Set problem: Retype exactly the lines that run from the line with "Decode this image" to the final line of the entries, keeping both ends and nothing else.

----- Data for the task -----

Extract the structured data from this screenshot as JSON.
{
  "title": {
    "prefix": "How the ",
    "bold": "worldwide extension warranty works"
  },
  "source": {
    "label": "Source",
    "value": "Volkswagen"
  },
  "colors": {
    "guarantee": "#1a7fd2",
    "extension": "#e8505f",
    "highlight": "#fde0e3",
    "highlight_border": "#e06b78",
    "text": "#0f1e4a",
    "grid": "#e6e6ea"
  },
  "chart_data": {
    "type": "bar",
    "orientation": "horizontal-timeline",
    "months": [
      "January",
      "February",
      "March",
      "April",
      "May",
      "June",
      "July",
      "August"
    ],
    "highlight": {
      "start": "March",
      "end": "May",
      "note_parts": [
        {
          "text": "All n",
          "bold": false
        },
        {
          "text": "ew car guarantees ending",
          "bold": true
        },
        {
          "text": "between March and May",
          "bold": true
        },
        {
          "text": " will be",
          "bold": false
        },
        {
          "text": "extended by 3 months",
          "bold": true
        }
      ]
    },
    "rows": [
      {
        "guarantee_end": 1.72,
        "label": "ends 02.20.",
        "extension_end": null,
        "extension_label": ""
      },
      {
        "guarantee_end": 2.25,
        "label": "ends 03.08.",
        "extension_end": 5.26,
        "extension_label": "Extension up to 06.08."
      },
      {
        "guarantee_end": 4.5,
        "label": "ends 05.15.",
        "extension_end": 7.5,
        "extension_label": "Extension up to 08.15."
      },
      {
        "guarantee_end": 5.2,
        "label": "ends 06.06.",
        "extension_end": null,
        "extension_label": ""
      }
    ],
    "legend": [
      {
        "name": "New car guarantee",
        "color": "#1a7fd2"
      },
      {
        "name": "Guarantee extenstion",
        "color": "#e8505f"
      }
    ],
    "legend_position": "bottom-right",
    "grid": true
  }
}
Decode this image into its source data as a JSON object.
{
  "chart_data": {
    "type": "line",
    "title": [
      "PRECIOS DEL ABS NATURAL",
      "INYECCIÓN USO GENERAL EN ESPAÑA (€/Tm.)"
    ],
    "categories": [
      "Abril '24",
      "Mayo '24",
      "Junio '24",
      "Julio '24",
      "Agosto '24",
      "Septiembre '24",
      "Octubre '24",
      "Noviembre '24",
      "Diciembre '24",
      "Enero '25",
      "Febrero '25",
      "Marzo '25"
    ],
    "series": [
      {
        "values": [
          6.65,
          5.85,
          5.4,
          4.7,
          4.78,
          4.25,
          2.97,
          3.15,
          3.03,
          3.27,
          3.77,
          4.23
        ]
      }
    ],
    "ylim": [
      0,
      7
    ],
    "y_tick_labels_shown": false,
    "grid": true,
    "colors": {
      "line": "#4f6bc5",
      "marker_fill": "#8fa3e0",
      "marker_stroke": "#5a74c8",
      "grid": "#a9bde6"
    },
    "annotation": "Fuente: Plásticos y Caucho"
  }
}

-----

Answer below:
Decode this image into its source data as a JSON object.
{
  "chart_data": {
    "type": "line",
    "title": [
      "PRECIOS DEL ABS NATURAL",
      "INYECCIÓN USO GENERAL EN ESPAÑA (€/Tm.)"
    ],
    "categories": [
      "Abril '24",
      "Mayo '24",
      "Junio '24",
      "Julio '24",
      "Agosto '24",
      "Septiembre '24",
      "Octubre '24",
      "Noviembre '24",
      "Diciembre '24",
      "Enero '25",
      "Febrero '25",
      "Marzo '25"
    ],
    "series": [
      {
        "values": [
          6.65,
          5.85,
          5.4,
          4.7,
          4.78,
          4.25,
          2.97,
          3.15,
          3.03,
          3.27,
          3.77,
          4.23
        ]
      }
    ],
    "ylim": [
      0,
      7
    ],
    "y_tick_labels_shown": false,
    "grid": true,
    "colors": {
      "line": "#4f6bc5",
      "marker_fill": "#8fa3e0",
      "marker_stroke": "#5a74c8",
      "grid": "#a9bde6"
    },
    "annotation": "Fuente: Plásticos y Caucho"
  }
}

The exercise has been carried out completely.